# Exercise inputs
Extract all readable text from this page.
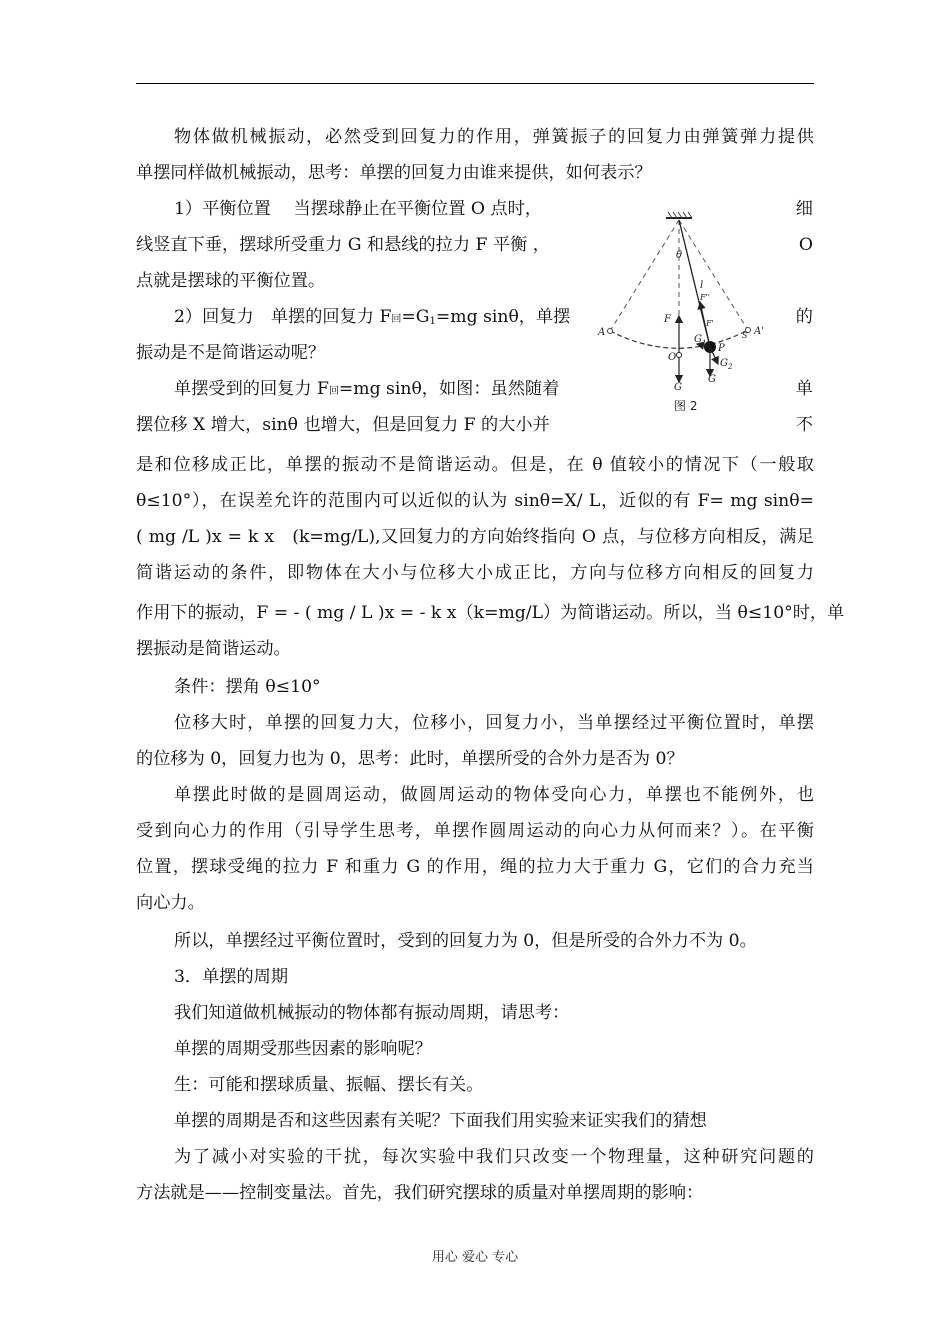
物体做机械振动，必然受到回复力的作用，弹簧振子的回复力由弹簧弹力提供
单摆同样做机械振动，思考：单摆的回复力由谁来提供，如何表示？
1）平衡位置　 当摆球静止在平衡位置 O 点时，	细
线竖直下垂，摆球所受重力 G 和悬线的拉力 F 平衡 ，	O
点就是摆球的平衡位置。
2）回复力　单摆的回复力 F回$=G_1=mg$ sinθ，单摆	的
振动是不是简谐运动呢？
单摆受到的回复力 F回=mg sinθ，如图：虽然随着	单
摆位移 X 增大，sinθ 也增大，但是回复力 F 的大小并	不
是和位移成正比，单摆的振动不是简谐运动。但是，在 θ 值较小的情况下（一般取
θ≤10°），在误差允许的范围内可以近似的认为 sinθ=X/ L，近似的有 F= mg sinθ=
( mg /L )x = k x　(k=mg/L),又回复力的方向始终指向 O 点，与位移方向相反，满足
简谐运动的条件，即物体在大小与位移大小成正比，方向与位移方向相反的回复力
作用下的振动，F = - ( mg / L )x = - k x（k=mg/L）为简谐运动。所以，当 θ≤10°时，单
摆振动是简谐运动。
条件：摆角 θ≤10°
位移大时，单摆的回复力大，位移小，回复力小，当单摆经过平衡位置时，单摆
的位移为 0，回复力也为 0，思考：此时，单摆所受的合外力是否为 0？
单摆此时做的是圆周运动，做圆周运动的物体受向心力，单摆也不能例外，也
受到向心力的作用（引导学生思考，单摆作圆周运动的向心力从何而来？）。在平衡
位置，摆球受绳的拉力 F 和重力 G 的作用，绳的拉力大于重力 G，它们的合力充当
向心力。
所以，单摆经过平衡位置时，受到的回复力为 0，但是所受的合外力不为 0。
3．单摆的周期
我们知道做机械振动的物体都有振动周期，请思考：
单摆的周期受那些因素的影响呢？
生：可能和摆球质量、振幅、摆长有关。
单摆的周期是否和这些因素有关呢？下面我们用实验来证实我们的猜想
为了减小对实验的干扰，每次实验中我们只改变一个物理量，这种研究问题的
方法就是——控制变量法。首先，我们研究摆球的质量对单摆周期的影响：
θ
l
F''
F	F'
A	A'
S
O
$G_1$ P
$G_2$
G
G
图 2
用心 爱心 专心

# What needs to be done
Look through the entries above for the word "sinθ". Copy every line where it shows up.

# Result of this exercise
2）回复力　单摆的回复力 F回$=G_1=mg$ sinθ，单摆	的
单摆受到的回复力 F回=mg sinθ，如图：虽然随着	单
摆位移 X 增大，sinθ 也增大，但是回复力 F 的大小并	不
θ≤10°），在误差允许的范围内可以近似的认为 sinθ=X/ L，近似的有 F= mg sinθ=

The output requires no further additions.